++++ EXTRAIT DE PAGE ++++
Il faudra attendre le XVIIe siècle pour voir ce genre codifié s'épanouir grâce au maître incontesté du genre, Bashô, moine bouddhiste qui passa sa vie à voyager et à écrire.
Ce n’est qu’au XIXe siècle que le "haïkaï" devient "haïku" et commence à s’assouplir avec Issa, Santoka, puis Hosai au début du XXe siècle, à l’image du vers libre en France à la même époque.
Si la disposition en trois vers est toujours respectée, le rythme 5/7/5 n’est alors plus obligatoire tout comme le "kigo", l’évocation des saisons. Le haïku connaît un renouveau et peut inclure l’actualité, le changement climatique, et même faire preuve d’humour dès l’époque de Bashô.
Quelle que soit la période, ce poème bref n’est pas seulement ornemental, n’a pas vocation à être beau : donc à quoi prétend-il réellement ?
++++ ENTRÉES ++++
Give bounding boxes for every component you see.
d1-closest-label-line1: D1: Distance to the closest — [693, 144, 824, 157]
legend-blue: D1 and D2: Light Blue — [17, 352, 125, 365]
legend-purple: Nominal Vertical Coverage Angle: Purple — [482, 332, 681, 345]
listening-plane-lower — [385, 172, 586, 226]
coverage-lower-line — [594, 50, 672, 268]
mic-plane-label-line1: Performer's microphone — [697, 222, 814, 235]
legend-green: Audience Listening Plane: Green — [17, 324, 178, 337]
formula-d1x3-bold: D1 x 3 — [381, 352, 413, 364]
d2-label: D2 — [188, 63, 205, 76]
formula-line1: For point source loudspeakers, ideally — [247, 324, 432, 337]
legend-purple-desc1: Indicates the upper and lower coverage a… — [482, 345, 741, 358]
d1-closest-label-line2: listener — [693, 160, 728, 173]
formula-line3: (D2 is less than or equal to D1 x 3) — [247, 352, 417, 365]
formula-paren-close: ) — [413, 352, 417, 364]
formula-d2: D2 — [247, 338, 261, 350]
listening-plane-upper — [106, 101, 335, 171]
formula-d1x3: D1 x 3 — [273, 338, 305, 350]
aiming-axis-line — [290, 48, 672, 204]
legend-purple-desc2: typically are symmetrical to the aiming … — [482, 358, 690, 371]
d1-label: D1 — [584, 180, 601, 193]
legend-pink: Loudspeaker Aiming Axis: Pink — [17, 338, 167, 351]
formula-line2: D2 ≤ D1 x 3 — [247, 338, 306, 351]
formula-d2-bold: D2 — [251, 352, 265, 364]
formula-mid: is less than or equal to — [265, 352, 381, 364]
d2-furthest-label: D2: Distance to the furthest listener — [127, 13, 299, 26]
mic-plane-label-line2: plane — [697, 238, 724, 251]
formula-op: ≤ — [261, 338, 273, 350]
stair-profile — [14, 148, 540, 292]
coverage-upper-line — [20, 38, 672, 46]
++++
> _CONSIGNES_:
(1) Réécrivez sous forme de liste le paragraphe de l'extrait sur le haïku qui commence par « Si la disposition en trois vers ». Conservez ses faits principaux.
(2) Recopiez, s'il vous plaît, le passage de l'extrait sur le haïku qui va de « Ce n’est qu’au » à « prétend-il réellement ? ».

> _RÉPONSES PAR CONSIGNE_:
(1)
- La disposition en trois vers est toujours respectée.
- Le rythme 5/7/5 n'est plus obligatoire.
- Le « kigo », l'évocation des saisons, n'est plus obligatoire non plus.
- Le haïku connaît un renouveau et peut inclure l'actualité et le changement climatique.
- Il peut faire preuve d'humour, et cela dès l'époque de Bashô.

(2)
Ce n’est qu’au XIXe siècle que le "haïkaï" devient "haïku" et commence à s’assouplir avec Issa, Santoka, puis Hosai au début du XXe siècle, à l’image du vers libre en France à la même époque.
Si la disposition en trois vers est toujours respectée, le rythme 5/7/5 n’est alors plus obligatoire tout comme le "kigo", l’évocation des saisons. Le haïku connaît un renouveau et peut inclure l’actualité, le changement climatique, et même faire preuve d’humour dès l’époque de Bashô.
Quelle que soit la période, ce poème bref n’est pas seulement ornemental, n’a pas vocation à être beau : donc à quoi prétend-il réellement ?